> **Job**
Quote, without change, all of the lines that follow.

--

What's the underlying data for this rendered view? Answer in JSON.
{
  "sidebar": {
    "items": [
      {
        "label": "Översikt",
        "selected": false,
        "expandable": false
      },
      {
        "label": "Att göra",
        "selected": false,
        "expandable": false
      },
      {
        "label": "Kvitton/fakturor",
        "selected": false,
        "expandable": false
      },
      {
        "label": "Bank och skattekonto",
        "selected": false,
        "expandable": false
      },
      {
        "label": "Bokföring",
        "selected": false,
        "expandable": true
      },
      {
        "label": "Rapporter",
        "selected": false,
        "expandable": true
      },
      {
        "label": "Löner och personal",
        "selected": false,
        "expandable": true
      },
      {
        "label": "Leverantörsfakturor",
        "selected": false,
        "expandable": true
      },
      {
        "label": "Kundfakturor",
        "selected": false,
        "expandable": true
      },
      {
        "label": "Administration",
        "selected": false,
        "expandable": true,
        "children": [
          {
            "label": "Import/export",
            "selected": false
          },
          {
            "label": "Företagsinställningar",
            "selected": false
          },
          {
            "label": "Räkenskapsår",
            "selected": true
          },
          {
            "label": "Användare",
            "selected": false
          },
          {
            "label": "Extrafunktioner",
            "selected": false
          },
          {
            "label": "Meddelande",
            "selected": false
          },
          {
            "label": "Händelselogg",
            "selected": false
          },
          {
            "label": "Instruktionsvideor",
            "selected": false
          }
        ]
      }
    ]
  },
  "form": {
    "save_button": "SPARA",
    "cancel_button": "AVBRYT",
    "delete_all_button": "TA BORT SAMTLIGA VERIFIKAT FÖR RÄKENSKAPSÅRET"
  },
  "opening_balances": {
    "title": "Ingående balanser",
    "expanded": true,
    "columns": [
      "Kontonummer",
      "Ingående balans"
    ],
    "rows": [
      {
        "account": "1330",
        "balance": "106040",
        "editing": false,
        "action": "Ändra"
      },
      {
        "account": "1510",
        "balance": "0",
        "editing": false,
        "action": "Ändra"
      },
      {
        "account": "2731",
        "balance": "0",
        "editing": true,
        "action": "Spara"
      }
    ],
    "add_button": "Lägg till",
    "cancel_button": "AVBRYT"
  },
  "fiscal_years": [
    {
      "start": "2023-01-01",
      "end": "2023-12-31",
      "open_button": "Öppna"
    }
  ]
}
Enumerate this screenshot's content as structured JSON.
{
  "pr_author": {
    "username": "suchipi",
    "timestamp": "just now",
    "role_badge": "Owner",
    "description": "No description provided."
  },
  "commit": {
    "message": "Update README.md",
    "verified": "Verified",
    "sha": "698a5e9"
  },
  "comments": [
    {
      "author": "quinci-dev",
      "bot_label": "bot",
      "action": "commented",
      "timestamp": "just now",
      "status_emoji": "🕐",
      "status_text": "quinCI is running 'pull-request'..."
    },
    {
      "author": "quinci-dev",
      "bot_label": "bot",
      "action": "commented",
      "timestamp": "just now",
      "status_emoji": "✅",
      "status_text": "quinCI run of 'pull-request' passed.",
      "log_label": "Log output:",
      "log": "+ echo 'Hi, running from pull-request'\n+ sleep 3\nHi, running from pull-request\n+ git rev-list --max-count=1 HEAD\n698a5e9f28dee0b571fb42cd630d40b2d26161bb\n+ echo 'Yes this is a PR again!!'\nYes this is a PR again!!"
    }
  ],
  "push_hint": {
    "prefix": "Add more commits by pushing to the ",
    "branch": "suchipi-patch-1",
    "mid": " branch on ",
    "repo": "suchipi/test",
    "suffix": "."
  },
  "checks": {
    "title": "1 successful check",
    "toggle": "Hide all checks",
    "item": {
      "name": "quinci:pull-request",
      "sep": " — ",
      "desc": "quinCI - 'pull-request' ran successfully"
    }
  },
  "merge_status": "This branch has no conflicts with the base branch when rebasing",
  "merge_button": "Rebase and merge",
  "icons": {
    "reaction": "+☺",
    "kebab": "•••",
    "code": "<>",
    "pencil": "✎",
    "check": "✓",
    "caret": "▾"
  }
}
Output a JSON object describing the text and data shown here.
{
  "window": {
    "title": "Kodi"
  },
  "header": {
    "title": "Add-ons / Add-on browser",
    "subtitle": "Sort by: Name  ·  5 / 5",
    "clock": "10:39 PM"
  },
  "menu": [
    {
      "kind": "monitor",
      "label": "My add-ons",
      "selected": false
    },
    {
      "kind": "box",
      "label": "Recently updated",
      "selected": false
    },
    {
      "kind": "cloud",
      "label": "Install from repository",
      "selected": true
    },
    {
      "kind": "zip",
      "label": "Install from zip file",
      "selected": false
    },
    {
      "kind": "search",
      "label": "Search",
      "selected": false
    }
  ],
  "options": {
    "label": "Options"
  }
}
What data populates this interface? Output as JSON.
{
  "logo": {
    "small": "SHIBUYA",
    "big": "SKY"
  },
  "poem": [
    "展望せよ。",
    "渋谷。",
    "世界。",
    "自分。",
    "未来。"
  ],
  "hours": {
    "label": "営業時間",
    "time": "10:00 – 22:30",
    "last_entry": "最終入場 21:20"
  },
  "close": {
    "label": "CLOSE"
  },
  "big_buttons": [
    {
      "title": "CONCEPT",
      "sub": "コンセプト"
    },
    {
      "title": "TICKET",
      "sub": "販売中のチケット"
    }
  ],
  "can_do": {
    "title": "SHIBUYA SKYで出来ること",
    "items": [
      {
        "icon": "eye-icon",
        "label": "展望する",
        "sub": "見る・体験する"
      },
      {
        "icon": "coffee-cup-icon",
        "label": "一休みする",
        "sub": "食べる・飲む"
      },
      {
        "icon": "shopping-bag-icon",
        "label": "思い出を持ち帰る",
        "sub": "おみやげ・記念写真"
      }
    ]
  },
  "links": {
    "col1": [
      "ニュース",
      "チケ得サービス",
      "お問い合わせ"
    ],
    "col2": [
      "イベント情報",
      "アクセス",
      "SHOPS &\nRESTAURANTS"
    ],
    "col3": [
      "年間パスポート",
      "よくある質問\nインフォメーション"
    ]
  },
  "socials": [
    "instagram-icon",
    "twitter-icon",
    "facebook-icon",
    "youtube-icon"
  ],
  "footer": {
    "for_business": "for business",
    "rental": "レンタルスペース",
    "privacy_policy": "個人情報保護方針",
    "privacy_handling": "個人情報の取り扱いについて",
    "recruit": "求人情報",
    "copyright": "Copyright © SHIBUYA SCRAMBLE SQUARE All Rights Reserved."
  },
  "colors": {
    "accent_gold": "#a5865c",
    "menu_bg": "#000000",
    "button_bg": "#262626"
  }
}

--

> **Solution**
What's the underlying data for this rendered view? Answer in JSON.
{
  "sidebar": {
    "items": [
      {
        "label": "Översikt",
        "selected": false,
        "expandable": false
      },
      {
        "label": "Att göra",
        "selected": false,
        "expandable": false
      },
      {
        "label": "Kvitton/fakturor",
        "selected": false,
        "expandable": false
      },
      {
        "label": "Bank och skattekonto",
        "selected": false,
        "expandable": false
      },
      {
        "label": "Bokföring",
        "selected": false,
        "expandable": true
      },
      {
        "label": "Rapporter",
        "selected": false,
        "expandable": true
      },
      {
        "label": "Löner och personal",
        "selected": false,
        "expandable": true
      },
      {
        "label": "Leverantörsfakturor",
        "selected": false,
        "expandable": true
      },
      {
        "label": "Kundfakturor",
        "selected": false,
        "expandable": true
      },
      {
        "label": "Administration",
        "selected": false,
        "expandable": true,
        "children": [
          {
            "label": "Import/export",
            "selected": false
          },
          {
            "label": "Företagsinställningar",
            "selected": false
          },
          {
            "label": "Räkenskapsår",
            "selected": true
          },
          {
            "label": "Användare",
            "selected": false
          },
          {
            "label": "Extrafunktioner",
            "selected": false
          },
          {
            "label": "Meddelande",
            "selected": false
          },
          {
            "label": "Händelselogg",
            "selected": false
          },
          {
            "label": "Instruktionsvideor",
            "selected": false
          }
        ]
      }
    ]
  },
  "form": {
    "save_button": "SPARA",
    "cancel_button": "AVBRYT",
    "delete_all_button": "TA BORT SAMTLIGA VERIFIKAT FÖR RÄKENSKAPSÅRET"
  },
  "opening_balances": {
    "title": "Ingående balanser",
    "expanded": true,
    "columns": [
      "Kontonummer",
      "Ingående balans"
    ],
    "rows": [
      {
        "account": "1330",
        "balance": "106040",
        "editing": false,
        "action": "Ändra"
      },
      {
        "account": "1510",
        "balance": "0",
        "editing": false,
        "action": "Ändra"
      },
      {
        "account": "2731",
        "balance": "0",
        "editing": true,
        "action": "Spara"
      }
    ],
    "add_button": "Lägg till",
    "cancel_button": "AVBRYT"
  },
  "fiscal_years": [
    {
      "start": "2023-01-01",
      "end": "2023-12-31",
      "open_button": "Öppna"
    }
  ]
}
Enumerate this screenshot's content as structured JSON.
{
  "pr_author": {
    "username": "suchipi",
    "timestamp": "just now",
    "role_badge": "Owner",
    "description": "No description provided."
  },
  "commit": {
    "message": "Update README.md",
    "verified": "Verified",
    "sha": "698a5e9"
  },
  "comments": [
    {
      "author": "quinci-dev",
      "bot_label": "bot",
      "action": "commented",
      "timestamp": "just now",
      "status_emoji": "🕐",
      "status_text": "quinCI is running 'pull-request'..."
    },
    {
      "author": "quinci-dev",
      "bot_label": "bot",
      "action": "commented",
      "timestamp": "just now",
      "status_emoji": "✅",
      "status_text": "quinCI run of 'pull-request' passed.",
      "log_label": "Log output:",
      "log": "+ echo 'Hi, running from pull-request'\n+ sleep 3\nHi, running from pull-request\n+ git rev-list --max-count=1 HEAD\n698a5e9f28dee0b571fb42cd630d40b2d26161bb\n+ echo 'Yes this is a PR again!!'\nYes this is a PR again!!"
    }
  ],
  "push_hint": {
    "prefix": "Add more commits by pushing to the ",
    "branch": "suchipi-patch-1",
    "mid": " branch on ",
    "repo": "suchipi/test",
    "suffix": "."
  },
  "checks": {
    "title": "1 successful check",
    "toggle": "Hide all checks",
    "item": {
      "name": "quinci:pull-request",
      "sep": " — ",
      "desc": "quinCI - 'pull-request' ran successfully"
    }
  },
  "merge_status": "This branch has no conflicts with the base branch when rebasing",
  "merge_button": "Rebase and merge",
  "icons": {
    "reaction": "+☺",
    "kebab": "•••",
    "code": "<>",
    "pencil": "✎",
    "check": "✓",
    "caret": "▾"
  }
}
Output a JSON object describing the text and data shown here.
{
  "window": {
    "title": "Kodi"
  },
  "header": {
    "title": "Add-ons / Add-on browser",
    "subtitle": "Sort by: Name  ·  5 / 5",
    "clock": "10:39 PM"
  },
  "menu": [
    {
      "kind": "monitor",
      "label": "My add-ons",
      "selected": false
    },
    {
      "kind": "box",
      "label": "Recently updated",
      "selected": false
    },
    {
      "kind": "cloud",
      "label": "Install from repository",
      "selected": true
    },
    {
      "kind": "zip",
      "label": "Install from zip file",
      "selected": false
    },
    {
      "kind": "search",
      "label": "Search",
      "selected": false
    }
  ],
  "options": {
    "label": "Options"
  }
}
What data populates this interface? Output as JSON.
{
  "logo": {
    "small": "SHIBUYA",
    "big": "SKY"
  },
  "poem": [
    "展望せよ。",
    "渋谷。",
    "世界。",
    "自分。",
    "未来。"
  ],
  "hours": {
    "label": "営業時間",
    "time": "10:00 – 22:30",
    "last_entry": "最終入場 21:20"
  },
  "close": {
    "label": "CLOSE"
  },
  "big_buttons": [
    {
      "title": "CONCEPT",
      "sub": "コンセプト"
    },
    {
      "title": "TICKET",
      "sub": "販売中のチケット"
    }
  ],
  "can_do": {
    "title": "SHIBUYA SKYで出来ること",
    "items": [
      {
        "icon": "eye-icon",
        "label": "展望する",
        "sub": "見る・体験する"
      },
      {
        "icon": "coffee-cup-icon",
        "label": "一休みする",
        "sub": "食べる・飲む"
      },
      {
        "icon": "shopping-bag-icon",
        "label": "思い出を持ち帰る",
        "sub": "おみやげ・記念写真"
      }
    ]
  },
  "links": {
    "col1": [
      "ニュース",
      "チケ得サービス",
      "お問い合わせ"
    ],
    "col2": [
      "イベント情報",
      "アクセス",
      "SHOPS &\nRESTAURANTS"
    ],
    "col3": [
      "年間パスポート",
      "よくある質問\nインフォメーション"
    ]
  },
  "socials": [
    "instagram-icon",
    "twitter-icon",
    "facebook-icon",
    "youtube-icon"
  ],
  "footer": {
    "for_business": "for business",
    "rental": "レンタルスペース",
    "privacy_policy": "個人情報保護方針",
    "privacy_handling": "個人情報の取り扱いについて",
    "recruit": "求人情報",
    "copyright": "Copyright © SHIBUYA SCRAMBLE SQUARE All Rights Reserved."
  },
  "colors": {
    "accent_gold": "#a5865c",
    "menu_bg": "#000000",
    "button_bg": "#262626"
  }
}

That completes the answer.